### PROVIDED MATERIAL ###
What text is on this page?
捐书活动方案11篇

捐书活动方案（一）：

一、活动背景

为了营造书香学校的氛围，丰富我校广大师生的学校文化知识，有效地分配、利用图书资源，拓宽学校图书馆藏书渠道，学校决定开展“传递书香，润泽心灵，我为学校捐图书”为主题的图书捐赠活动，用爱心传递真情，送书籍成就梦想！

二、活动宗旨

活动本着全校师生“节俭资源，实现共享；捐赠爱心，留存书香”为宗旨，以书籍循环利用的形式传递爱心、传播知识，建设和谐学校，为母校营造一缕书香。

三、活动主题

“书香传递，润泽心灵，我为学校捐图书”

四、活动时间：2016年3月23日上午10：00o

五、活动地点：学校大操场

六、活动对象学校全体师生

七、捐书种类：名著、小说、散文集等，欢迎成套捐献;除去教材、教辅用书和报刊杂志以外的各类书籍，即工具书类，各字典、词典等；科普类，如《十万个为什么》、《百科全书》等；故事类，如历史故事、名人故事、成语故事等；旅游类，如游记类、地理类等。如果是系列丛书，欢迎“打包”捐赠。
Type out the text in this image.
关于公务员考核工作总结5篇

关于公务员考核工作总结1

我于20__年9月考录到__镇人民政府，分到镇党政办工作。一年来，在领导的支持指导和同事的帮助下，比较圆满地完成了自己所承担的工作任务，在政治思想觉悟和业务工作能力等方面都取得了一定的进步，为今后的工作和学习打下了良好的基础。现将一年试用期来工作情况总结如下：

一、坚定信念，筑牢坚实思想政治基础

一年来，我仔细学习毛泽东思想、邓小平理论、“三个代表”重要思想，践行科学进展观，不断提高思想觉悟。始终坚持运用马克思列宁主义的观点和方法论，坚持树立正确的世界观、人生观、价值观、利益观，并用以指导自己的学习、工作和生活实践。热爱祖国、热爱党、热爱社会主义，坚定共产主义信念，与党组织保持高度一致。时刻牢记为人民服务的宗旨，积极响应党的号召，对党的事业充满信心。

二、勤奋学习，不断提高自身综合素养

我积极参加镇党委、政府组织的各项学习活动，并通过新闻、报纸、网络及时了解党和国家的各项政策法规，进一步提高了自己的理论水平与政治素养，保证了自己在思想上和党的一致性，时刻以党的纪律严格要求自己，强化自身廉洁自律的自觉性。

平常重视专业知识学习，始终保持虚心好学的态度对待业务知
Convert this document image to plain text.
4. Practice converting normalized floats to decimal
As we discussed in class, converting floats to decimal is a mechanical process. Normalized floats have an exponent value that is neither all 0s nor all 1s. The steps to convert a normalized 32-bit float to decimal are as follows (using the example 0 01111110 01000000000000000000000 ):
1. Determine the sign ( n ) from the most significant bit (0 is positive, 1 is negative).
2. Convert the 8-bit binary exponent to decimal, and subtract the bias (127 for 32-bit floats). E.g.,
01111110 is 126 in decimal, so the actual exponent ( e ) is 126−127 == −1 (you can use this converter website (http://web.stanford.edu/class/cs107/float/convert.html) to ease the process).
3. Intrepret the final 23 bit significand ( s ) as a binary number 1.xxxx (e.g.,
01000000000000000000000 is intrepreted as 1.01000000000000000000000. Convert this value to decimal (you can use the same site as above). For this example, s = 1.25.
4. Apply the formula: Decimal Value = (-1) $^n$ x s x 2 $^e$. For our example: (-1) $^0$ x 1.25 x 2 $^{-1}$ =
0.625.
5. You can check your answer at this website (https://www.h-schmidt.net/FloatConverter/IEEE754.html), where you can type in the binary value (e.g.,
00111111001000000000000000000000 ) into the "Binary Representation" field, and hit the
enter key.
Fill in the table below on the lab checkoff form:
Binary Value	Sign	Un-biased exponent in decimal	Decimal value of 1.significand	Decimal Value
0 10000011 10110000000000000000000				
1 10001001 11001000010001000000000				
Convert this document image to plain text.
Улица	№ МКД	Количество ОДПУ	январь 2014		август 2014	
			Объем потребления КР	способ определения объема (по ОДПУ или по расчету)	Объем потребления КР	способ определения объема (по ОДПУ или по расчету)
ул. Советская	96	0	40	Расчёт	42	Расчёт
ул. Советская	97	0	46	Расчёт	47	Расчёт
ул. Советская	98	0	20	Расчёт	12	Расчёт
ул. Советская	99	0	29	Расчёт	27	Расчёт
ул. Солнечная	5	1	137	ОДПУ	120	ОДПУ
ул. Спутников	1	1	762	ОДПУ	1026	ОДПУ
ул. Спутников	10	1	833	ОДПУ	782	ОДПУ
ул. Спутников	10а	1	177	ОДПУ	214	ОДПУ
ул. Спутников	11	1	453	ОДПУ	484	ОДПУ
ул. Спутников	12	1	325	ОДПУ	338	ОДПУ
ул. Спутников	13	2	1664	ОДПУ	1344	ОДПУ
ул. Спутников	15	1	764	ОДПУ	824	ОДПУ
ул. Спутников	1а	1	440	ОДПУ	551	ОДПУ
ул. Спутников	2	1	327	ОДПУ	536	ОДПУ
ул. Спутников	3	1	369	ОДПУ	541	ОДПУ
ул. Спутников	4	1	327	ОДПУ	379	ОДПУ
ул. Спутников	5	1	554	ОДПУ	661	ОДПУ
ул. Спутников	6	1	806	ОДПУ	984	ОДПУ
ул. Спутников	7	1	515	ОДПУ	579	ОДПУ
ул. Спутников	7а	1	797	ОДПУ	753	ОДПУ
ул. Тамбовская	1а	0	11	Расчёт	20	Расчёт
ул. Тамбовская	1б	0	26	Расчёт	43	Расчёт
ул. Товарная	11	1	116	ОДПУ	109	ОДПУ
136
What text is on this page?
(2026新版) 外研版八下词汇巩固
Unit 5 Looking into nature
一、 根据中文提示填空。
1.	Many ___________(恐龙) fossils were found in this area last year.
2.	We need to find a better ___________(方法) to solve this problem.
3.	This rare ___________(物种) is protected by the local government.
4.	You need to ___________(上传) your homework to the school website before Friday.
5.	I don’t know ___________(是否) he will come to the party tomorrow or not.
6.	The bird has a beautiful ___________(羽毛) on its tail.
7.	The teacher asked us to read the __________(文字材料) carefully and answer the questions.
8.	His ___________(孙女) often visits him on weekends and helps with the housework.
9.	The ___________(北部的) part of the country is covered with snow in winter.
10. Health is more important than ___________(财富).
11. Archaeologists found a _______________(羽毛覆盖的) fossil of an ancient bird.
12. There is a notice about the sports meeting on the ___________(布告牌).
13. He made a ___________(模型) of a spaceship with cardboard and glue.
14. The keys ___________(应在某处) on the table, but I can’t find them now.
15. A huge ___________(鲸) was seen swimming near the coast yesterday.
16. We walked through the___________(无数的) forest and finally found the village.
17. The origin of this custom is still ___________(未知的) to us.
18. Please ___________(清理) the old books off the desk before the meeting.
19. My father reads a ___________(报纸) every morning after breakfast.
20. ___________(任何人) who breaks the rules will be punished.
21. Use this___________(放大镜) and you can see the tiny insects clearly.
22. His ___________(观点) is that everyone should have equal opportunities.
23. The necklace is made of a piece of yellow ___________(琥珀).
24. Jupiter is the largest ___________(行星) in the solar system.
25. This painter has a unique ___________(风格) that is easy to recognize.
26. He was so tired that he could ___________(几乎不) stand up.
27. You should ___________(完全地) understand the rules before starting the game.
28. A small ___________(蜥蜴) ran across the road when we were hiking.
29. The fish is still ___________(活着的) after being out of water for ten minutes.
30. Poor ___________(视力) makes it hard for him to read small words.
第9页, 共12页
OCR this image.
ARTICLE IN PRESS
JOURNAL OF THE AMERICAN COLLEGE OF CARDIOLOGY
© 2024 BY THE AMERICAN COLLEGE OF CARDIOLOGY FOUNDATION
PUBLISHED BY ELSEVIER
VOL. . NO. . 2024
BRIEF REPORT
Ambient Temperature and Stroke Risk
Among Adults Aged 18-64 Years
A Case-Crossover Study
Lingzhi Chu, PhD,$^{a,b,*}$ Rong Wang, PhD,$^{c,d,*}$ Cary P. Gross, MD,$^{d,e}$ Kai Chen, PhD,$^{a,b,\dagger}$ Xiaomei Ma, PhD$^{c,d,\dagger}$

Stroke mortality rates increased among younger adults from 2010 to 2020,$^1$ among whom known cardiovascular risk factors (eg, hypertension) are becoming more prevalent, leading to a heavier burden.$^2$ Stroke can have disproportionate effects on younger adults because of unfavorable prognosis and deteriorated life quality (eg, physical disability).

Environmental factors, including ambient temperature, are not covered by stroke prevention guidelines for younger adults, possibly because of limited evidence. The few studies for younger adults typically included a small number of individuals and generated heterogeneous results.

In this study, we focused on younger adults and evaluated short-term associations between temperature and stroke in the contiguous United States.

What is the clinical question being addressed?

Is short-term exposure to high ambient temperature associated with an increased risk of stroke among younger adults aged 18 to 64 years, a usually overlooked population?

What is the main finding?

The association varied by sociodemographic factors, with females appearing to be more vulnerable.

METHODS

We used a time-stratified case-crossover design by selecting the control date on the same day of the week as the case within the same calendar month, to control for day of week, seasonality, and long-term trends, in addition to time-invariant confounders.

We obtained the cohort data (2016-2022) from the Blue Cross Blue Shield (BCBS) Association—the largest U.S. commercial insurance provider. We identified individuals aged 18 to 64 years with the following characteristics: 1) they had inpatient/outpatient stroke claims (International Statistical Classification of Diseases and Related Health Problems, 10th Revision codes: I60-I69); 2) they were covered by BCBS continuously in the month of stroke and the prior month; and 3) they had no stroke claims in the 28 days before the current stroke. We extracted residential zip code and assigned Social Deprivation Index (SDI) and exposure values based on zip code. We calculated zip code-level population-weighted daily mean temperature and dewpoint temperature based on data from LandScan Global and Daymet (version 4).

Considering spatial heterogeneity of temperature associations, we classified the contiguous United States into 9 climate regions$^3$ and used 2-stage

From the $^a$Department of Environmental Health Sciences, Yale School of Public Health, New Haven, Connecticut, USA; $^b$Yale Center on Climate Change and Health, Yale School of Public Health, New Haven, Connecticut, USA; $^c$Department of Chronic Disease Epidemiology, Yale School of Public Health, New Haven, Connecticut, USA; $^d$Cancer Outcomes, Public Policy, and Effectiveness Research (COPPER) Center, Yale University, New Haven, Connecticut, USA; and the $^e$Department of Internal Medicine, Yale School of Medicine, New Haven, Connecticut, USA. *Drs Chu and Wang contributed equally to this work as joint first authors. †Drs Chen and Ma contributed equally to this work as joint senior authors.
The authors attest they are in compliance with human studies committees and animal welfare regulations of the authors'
###
» EXERCISE TASK
Show every line that contains the word "studies".

» RESULT OF THIS EXERCISE
Environmental factors, including ambient temperature, are not covered by stroke prevention guidelines for younger adults, possibly because of limited evidence. The few studies for younger adults typically included a small number of individuals and generated heterogeneous results.
The authors attest they are in compliance with human studies committees and animal welfare regulations of the authors'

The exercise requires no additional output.